> [Problem]
Restate the listing that follows word for word, without its pictures.

> [Dataset content]
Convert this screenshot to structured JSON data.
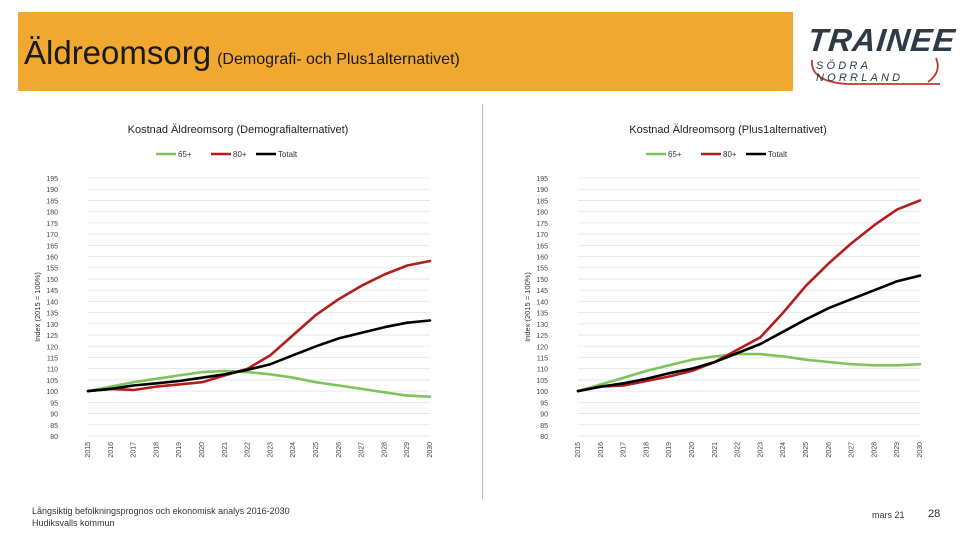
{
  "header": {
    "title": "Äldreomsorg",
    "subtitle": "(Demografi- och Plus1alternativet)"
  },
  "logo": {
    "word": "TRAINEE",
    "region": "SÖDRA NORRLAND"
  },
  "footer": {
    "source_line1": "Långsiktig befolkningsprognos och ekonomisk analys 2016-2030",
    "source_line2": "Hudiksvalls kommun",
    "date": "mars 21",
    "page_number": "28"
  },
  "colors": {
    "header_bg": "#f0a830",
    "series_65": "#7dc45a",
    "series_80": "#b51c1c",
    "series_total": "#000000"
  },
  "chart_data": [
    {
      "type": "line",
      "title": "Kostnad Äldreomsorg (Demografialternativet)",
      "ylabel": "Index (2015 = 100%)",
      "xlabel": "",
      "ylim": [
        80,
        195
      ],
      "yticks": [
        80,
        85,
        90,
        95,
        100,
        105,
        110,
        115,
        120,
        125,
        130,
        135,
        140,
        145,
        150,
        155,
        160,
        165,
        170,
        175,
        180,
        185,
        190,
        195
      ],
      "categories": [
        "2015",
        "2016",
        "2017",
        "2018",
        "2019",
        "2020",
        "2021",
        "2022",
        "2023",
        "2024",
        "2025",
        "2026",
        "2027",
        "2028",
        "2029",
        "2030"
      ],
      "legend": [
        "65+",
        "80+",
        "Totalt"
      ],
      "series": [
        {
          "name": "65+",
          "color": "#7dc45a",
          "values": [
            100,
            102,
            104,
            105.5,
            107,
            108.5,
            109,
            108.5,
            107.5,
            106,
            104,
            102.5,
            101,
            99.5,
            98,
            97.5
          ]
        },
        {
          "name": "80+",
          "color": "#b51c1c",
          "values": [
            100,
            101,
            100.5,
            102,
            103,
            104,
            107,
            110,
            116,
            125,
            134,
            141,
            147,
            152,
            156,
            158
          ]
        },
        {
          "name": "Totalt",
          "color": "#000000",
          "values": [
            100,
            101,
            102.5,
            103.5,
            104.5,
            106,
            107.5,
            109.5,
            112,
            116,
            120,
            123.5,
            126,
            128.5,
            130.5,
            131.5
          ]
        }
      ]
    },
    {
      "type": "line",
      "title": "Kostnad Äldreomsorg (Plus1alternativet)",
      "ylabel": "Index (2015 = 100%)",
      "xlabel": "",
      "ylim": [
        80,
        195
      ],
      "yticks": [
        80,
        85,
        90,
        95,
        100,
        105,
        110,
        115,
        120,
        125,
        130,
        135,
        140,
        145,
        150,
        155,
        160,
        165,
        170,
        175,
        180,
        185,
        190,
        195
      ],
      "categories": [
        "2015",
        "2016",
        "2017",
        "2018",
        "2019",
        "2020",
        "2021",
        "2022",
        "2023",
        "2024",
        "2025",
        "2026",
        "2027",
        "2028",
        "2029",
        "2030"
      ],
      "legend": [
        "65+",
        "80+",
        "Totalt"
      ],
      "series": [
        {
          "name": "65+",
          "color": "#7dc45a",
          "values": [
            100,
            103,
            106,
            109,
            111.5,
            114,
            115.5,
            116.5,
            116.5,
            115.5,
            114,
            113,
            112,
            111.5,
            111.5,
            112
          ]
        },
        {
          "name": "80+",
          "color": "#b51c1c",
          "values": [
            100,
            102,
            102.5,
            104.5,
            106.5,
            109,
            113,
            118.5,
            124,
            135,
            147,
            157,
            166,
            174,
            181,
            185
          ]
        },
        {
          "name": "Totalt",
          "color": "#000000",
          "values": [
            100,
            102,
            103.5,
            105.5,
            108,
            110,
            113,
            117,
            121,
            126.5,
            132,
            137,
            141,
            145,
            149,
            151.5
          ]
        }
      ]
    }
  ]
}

> [Output for this exercise]
Convert this screenshot to structured JSON data.
{
  "header": {
    "title": "Äldreomsorg",
    "subtitle": "(Demografi- och Plus1alternativet)"
  },
  "logo": {
    "word": "TRAINEE",
    "region": "SÖDRA NORRLAND"
  },
  "footer": {
    "source_line1": "Långsiktig befolkningsprognos och ekonomisk analys 2016-2030",
    "source_line2": "Hudiksvalls kommun",
    "date": "mars 21",
    "page_number": "28"
  },
  "colors": {
    "header_bg": "#f0a830",
    "series_65": "#7dc45a",
    "series_80": "#b51c1c",
    "series_total": "#000000"
  },
  "chart_data": [
    {
      "type": "line",
      "title": "Kostnad Äldreomsorg (Demografialternativet)",
      "ylabel": "Index (2015 = 100%)",
      "xlabel": "",
      "ylim": [
        80,
        195
      ],
      "yticks": [
        80,
        85,
        90,
        95,
        100,
        105,
        110,
        115,
        120,
        125,
        130,
        135,
        140,
        145,
        150,
        155,
        160,
        165,
        170,
        175,
        180,
        185,
        190,
        195
      ],
      "categories": [
        "2015",
        "2016",
        "2017",
        "2018",
        "2019",
        "2020",
        "2021",
        "2022",
        "2023",
        "2024",
        "2025",
        "2026",
        "2027",
        "2028",
        "2029",
        "2030"
      ],
      "legend": [
        "65+",
        "80+",
        "Totalt"
      ],
      "series": [
        {
          "name": "65+",
          "color": "#7dc45a",
          "values": [
            100,
            102,
            104,
            105.5,
            107,
            108.5,
            109,
            108.5,
            107.5,
            106,
            104,
            102.5,
            101,
            99.5,
            98,
            97.5
          ]
        },
        {
          "name": "80+",
          "color": "#b51c1c",
          "values": [
            100,
            101,
            100.5,
            102,
            103,
            104,
            107,
            110,
            116,
            125,
            134,
            141,
            147,
            152,
            156,
            158
          ]
        },
        {
          "name": "Totalt",
          "color": "#000000",
          "values": [
            100,
            101,
            102.5,
            103.5,
            104.5,
            106,
            107.5,
            109.5,
            112,
            116,
            120,
            123.5,
            126,
            128.5,
            130.5,
            131.5
          ]
        }
      ]
    },
    {
      "type": "line",
      "title": "Kostnad Äldreomsorg (Plus1alternativet)",
      "ylabel": "Index (2015 = 100%)",
      "xlabel": "",
      "ylim": [
        80,
        195
      ],
      "yticks": [
        80,
        85,
        90,
        95,
        100,
        105,
        110,
        115,
        120,
        125,
        130,
        135,
        140,
        145,
        150,
        155,
        160,
        165,
        170,
        175,
        180,
        185,
        190,
        195
      ],
      "categories": [
        "2015",
        "2016",
        "2017",
        "2018",
        "2019",
        "2020",
        "2021",
        "2022",
        "2023",
        "2024",
        "2025",
        "2026",
        "2027",
        "2028",
        "2029",
        "2030"
      ],
      "legend": [
        "65+",
        "80+",
        "Totalt"
      ],
      "series": [
        {
          "name": "65+",
          "color": "#7dc45a",
          "values": [
            100,
            103,
            106,
            109,
            111.5,
            114,
            115.5,
            116.5,
            116.5,
            115.5,
            114,
            113,
            112,
            111.5,
            111.5,
            112
          ]
        },
        {
          "name": "80+",
          "color": "#b51c1c",
          "values": [
            100,
            102,
            102.5,
            104.5,
            106.5,
            109,
            113,
            118.5,
            124,
            135,
            147,
            157,
            166,
            174,
            181,
            185
          ]
        },
        {
          "name": "Totalt",
          "color": "#000000",
          "values": [
            100,
            102,
            103.5,
            105.5,
            108,
            110,
            113,
            117,
            121,
            126.5,
            132,
            137,
            141,
            145,
            149,
            151.5
          ]
        }
      ]
    }
  ]
}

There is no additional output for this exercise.